_Work to be completed_
Copy out each line that includes the word "folder".

_Task input_
— begin —

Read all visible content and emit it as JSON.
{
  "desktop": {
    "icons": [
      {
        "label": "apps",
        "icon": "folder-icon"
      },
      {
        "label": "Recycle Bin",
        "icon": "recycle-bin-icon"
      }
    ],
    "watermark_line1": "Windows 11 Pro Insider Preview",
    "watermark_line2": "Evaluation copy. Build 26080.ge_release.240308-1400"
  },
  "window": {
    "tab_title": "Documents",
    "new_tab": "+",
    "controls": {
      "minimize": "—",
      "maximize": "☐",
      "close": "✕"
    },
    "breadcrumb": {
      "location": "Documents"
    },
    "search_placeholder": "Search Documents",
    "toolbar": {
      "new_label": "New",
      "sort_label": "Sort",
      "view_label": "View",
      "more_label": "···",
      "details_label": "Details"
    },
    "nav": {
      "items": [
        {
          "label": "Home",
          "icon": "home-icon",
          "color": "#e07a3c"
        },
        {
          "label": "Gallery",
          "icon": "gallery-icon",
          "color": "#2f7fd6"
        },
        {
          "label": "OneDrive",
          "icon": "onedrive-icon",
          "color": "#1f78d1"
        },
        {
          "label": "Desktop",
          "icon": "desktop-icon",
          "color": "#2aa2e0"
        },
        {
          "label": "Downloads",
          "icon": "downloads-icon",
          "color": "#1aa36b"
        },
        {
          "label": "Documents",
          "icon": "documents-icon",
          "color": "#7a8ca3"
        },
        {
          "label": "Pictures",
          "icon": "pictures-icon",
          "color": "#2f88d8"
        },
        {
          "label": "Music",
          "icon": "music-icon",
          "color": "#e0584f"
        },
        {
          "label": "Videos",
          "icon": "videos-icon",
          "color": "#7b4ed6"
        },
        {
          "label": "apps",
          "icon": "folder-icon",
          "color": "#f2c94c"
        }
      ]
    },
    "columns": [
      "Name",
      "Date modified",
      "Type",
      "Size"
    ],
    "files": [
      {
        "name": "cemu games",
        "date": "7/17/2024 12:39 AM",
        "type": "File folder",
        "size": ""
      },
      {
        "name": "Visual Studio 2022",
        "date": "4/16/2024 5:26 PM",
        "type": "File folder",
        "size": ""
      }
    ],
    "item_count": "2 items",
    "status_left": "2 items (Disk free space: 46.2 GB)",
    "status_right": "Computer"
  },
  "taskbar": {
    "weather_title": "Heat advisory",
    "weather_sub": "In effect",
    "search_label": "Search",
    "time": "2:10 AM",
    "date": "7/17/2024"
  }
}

— end —

_Answer to this problem_
        "icon": "folder-icon"
          "icon": "folder-icon",
        "type": "File folder",
        "type": "File folder",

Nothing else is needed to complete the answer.